___ Provided information

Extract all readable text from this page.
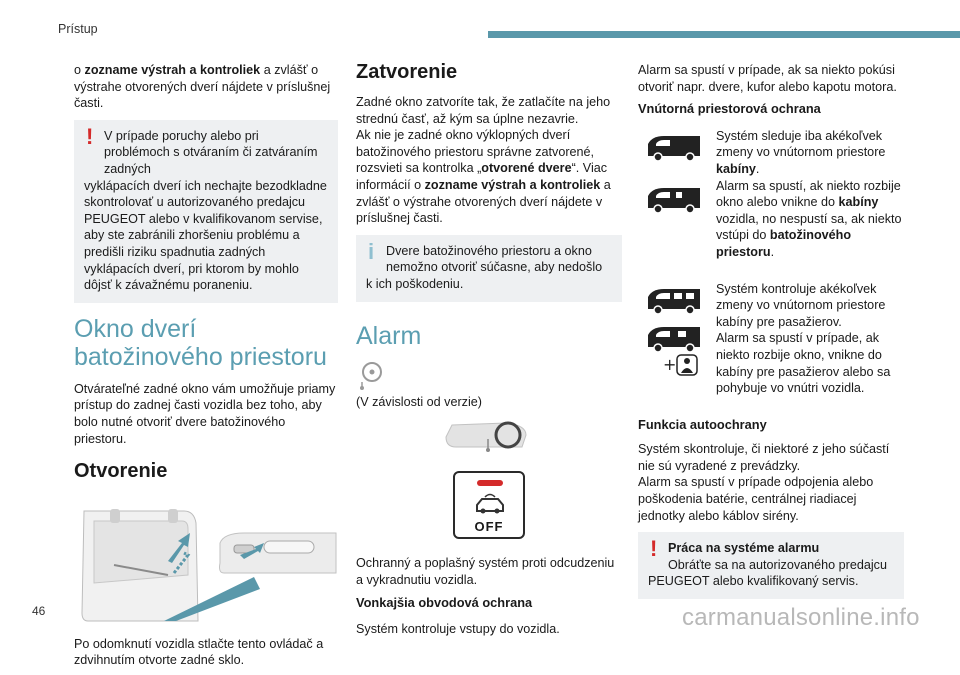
Prístup

o zozname výstrah a kontroliek a zvlášť o výstrahe otvorených dverí nájdete v príslušnej časti.

! V prípade poruchy alebo pri problémoch s otváraním či zatváraním zadných
vyklápacích dverí ich nechajte bezodkladne skontrolovať u autorizovaného predajcu PEUGEOT alebo v kvalifikovanom servise, aby ste zabránili zhoršeniu problému a predišli riziku spadnutia zadných vyklápacích dverí, pri ktorom by mohlo dôjsť k závažnému poraneniu.
Okno dverí batožinového priestoru

Otvárateľné zadné okno vám umožňuje priamy prístup do zadnej časti vozidla bez toho, aby bolo nutné otvoriť dvere batožinového priestoru.

Otvorenie

Po odomknutí vozidla stlačte tento ovládač a zdvihnutím otvorte zadné sklo.

Zatvorenie

Zadné okno zatvoríte tak, že zatlačíte na jeho strednú časť, až kým sa úplne nezavrie.

Ak nie je zadné okno výklopných dverí batožinového priestoru správne zatvorené, rozsvieti sa kontrolka „otvorené dvere“. Viac informácií o zozname výstrah a kontroliek a zvlášť o výstrahe otvorených dverí nájdete v príslušnej časti.

i Dvere batožinového priestoru a okno nemožno otvoriť súčasne, aby nedošlo
k ich poškodeniu.
Alarm

(V závislosti od verzie)

OFF

Ochranný a poplašný systém proti odcudzeniu a vykradnutiu vozidla.

Vonkajšia obvodová ochrana

Systém kontroluje vstupy do vozidla.

Alarm sa spustí v prípade, ak sa niekto pokúsi otvoriť napr. dvere, kufor alebo kapotu motora.

Vnútorná priestorová ochrana

Systém sleduje iba akékoľvek zmeny vo vnútornom priestore kabíny.

Alarm sa spustí, ak niekto rozbije okno alebo vnikne do kabíny vozidla, no nespustí sa, ak niekto vstúpi do batožinového priestoru.

+

Systém kontroluje akékoľvek zmeny vo vnútornom priestore kabíny pre pasažierov.

Alarm sa spustí v prípade, ak niekto rozbije okno, vnikne do kabíny pre pasažierov alebo sa pohybuje vo vnútri vozidla.

Funkcia autoochrany

Systém skontroluje, či niektoré z jeho súčastí nie sú vyradené z prevádzky.

Alarm sa spustí v prípade odpojenia alebo poškodenia batérie, centrálnej riadiacej jednotky alebo káblov sirény.

! Práca na systéme alarmu
Obráťte sa na autorizovaného predajcu
PEUGEOT alebo kvalifikovaný servis.
46	carmanualsonline.info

______

Given instruction:
Quote the listing above in full, except for the pictures.

Solution to the exercise:
Extract all readable text from this page.
Prístup

o zozname výstrah a kontroliek a zvlášť o výstrahe otvorených dverí nájdete v príslušnej časti.

! V prípade poruchy alebo pri problémoch s otváraním či zatváraním zadných
vyklápacích dverí ich nechajte bezodkladne skontrolovať u autorizovaného predajcu PEUGEOT alebo v kvalifikovanom servise, aby ste zabránili zhoršeniu problému a predišli riziku spadnutia zadných vyklápacích dverí, pri ktorom by mohlo dôjsť k závažnému poraneniu.
Okno dverí batožinového priestoru

Otvárateľné zadné okno vám umožňuje priamy prístup do zadnej časti vozidla bez toho, aby bolo nutné otvoriť dvere batožinového priestoru.

Otvorenie

Po odomknutí vozidla stlačte tento ovládač a zdvihnutím otvorte zadné sklo.

Zatvorenie

Zadné okno zatvoríte tak, že zatlačíte na jeho strednú časť, až kým sa úplne nezavrie.

Ak nie je zadné okno výklopných dverí batožinového priestoru správne zatvorené, rozsvieti sa kontrolka „otvorené dvere“. Viac informácií o zozname výstrah a kontroliek a zvlášť o výstrahe otvorených dverí nájdete v príslušnej časti.

i Dvere batožinového priestoru a okno nemožno otvoriť súčasne, aby nedošlo
k ich poškodeniu.
Alarm

(V závislosti od verzie)

OFF

Ochranný a poplašný systém proti odcudzeniu a vykradnutiu vozidla.

Vonkajšia obvodová ochrana

Systém kontroluje vstupy do vozidla.

Alarm sa spustí v prípade, ak sa niekto pokúsi otvoriť napr. dvere, kufor alebo kapotu motora.

Vnútorná priestorová ochrana

Systém sleduje iba akékoľvek zmeny vo vnútornom priestore kabíny.

Alarm sa spustí, ak niekto rozbije okno alebo vnikne do kabíny vozidla, no nespustí sa, ak niekto vstúpi do batožinového priestoru.

+

Systém kontroluje akékoľvek zmeny vo vnútornom priestore kabíny pre pasažierov.

Alarm sa spustí v prípade, ak niekto rozbije okno, vnikne do kabíny pre pasažierov alebo sa pohybuje vo vnútri vozidla.

Funkcia autoochrany

Systém skontroluje, či niektoré z jeho súčastí nie sú vyradené z prevádzky.

Alarm sa spustí v prípade odpojenia alebo poškodenia batérie, centrálnej riadiacej jednotky alebo káblov sirény.

! Práca na systéme alarmu
Obráťte sa na autorizovaného predajcu
PEUGEOT alebo kvalifikovaný servis.
46	carmanualsonline.info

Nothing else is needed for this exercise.